[Figure contents as structured data]
==*==
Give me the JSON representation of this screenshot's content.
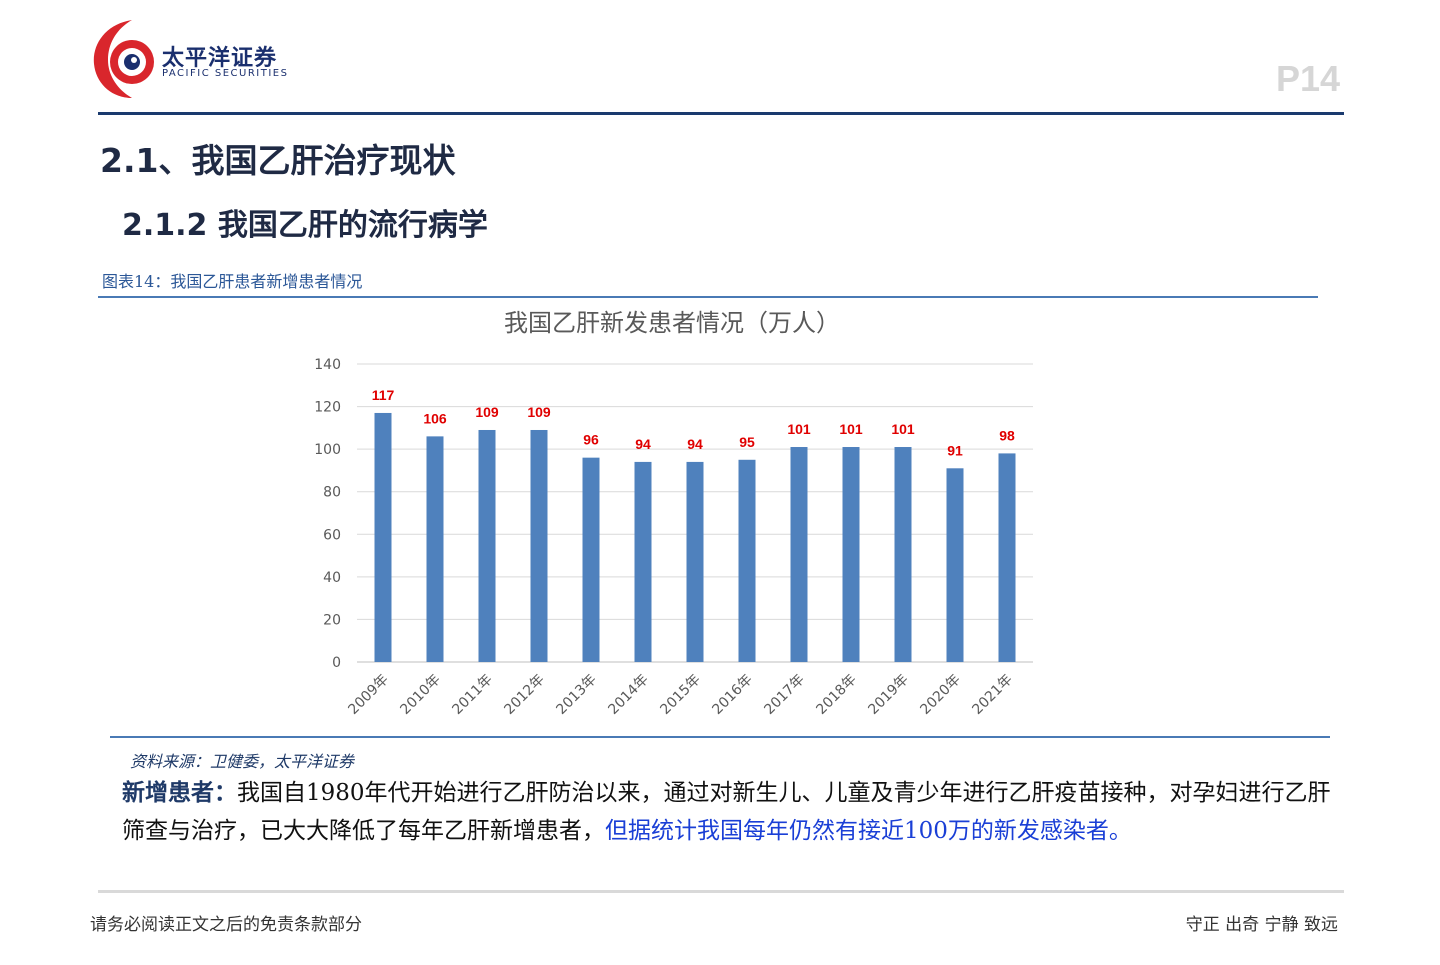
{
  "header": {
    "logo_cn": "太平洋证券",
    "logo_en": "PACIFIC SECURITIES",
    "page_number": "P14"
  },
  "section_title": "2.1、我国乙肝治疗现状",
  "subsection_title": "2.1.2 我国乙肝的流行病学",
  "figure_caption": "图表14：我国乙肝患者新增患者情况",
  "chart_data": {
    "type": "bar",
    "title": "我国乙肝新发患者情况（万人）",
    "categories": [
      "2009年",
      "2010年",
      "2011年",
      "2012年",
      "2013年",
      "2014年",
      "2015年",
      "2016年",
      "2017年",
      "2018年",
      "2019年",
      "2020年",
      "2021年"
    ],
    "values": [
      117,
      106,
      109,
      109,
      96,
      94,
      94,
      95,
      101,
      101,
      101,
      91,
      98
    ],
    "ylim": [
      0,
      140
    ],
    "yticks": [
      0,
      20,
      40,
      60,
      80,
      100,
      120,
      140
    ],
    "bar_color": "#4f81bd",
    "label_color": "#e00000",
    "grid": true,
    "legend": false
  },
  "source_note": "资料来源：卫健委，太平洋证券",
  "paragraph": {
    "lead": "新增患者：",
    "body": "我国自1980年代开始进行乙肝防治以来，通过对新生儿、儿童及青少年进行乙肝疫苗接种，对孕妇进行乙肝筛查与治疗，已大大降低了每年乙肝新增患者，",
    "highlight": "但据统计我国每年仍然有接近100万的新发感染者。"
  },
  "footer": {
    "disclaimer": "请务必阅读正文之后的免责条款部分",
    "motto": "守正 出奇 宁静 致远"
  }
}
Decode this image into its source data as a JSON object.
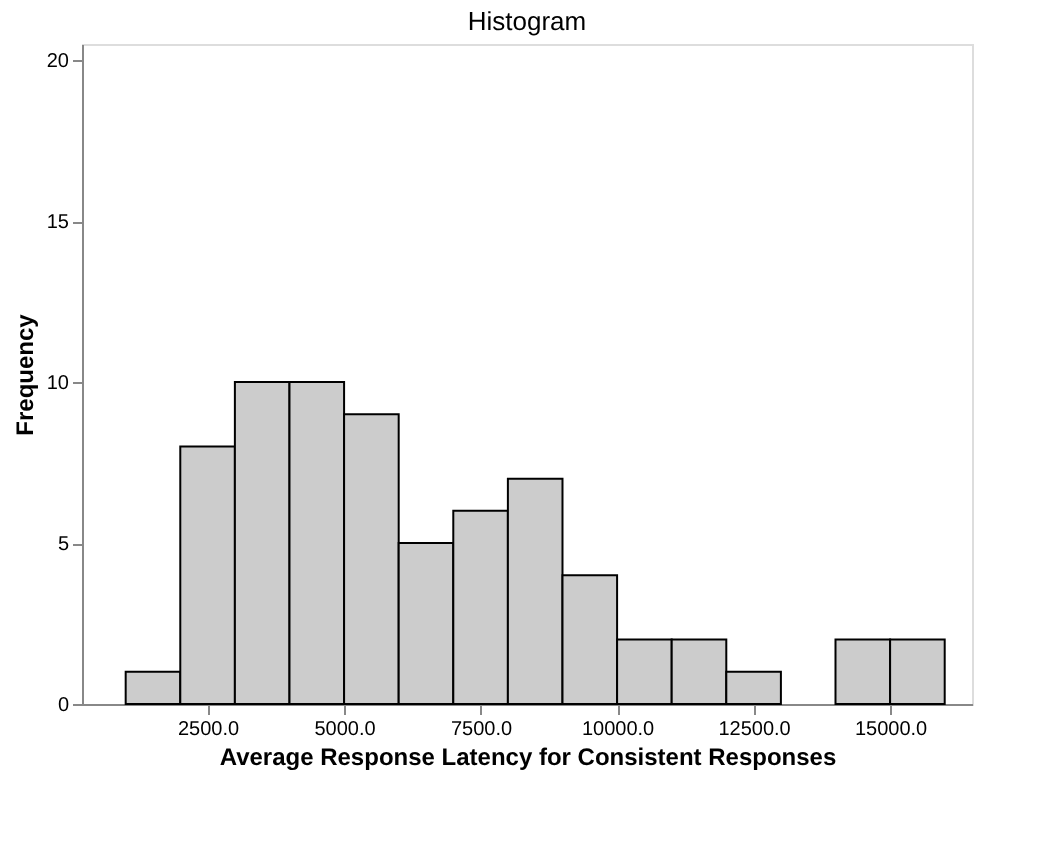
==*==
(WHAT YOU SHOULD DO):
Your copy should match the entries exactly, minus the pictures.

(THE RESPONSE):
Give me the JSON representation of this screenshot's content.
{
  "header": {
    "logo_cn": "太平洋证券",
    "logo_en": "PACIFIC SECURITIES",
    "page_number": "P14"
  },
  "section_title": "2.1、我国乙肝治疗现状",
  "subsection_title": "2.1.2 我国乙肝的流行病学",
  "figure_caption": "图表14：我国乙肝患者新增患者情况",
  "chart_data": {
    "type": "bar",
    "title": "我国乙肝新发患者情况（万人）",
    "categories": [
      "2009年",
      "2010年",
      "2011年",
      "2012年",
      "2013年",
      "2014年",
      "2015年",
      "2016年",
      "2017年",
      "2018年",
      "2019年",
      "2020年",
      "2021年"
    ],
    "values": [
      117,
      106,
      109,
      109,
      96,
      94,
      94,
      95,
      101,
      101,
      101,
      91,
      98
    ],
    "ylim": [
      0,
      140
    ],
    "yticks": [
      0,
      20,
      40,
      60,
      80,
      100,
      120,
      140
    ],
    "bar_color": "#4f81bd",
    "label_color": "#e00000",
    "grid": true,
    "legend": false
  },
  "source_note": "资料来源：卫健委，太平洋证券",
  "paragraph": {
    "lead": "新增患者：",
    "body": "我国自1980年代开始进行乙肝防治以来，通过对新生儿、儿童及青少年进行乙肝疫苗接种，对孕妇进行乙肝筛查与治疗，已大大降低了每年乙肝新增患者，",
    "highlight": "但据统计我国每年仍然有接近100万的新发感染者。"
  },
  "footer": {
    "disclaimer": "请务必阅读正文之后的免责条款部分",
    "motto": "守正 出奇 宁静 致远"
  }
}
Decode this image into its source data as a JSON object.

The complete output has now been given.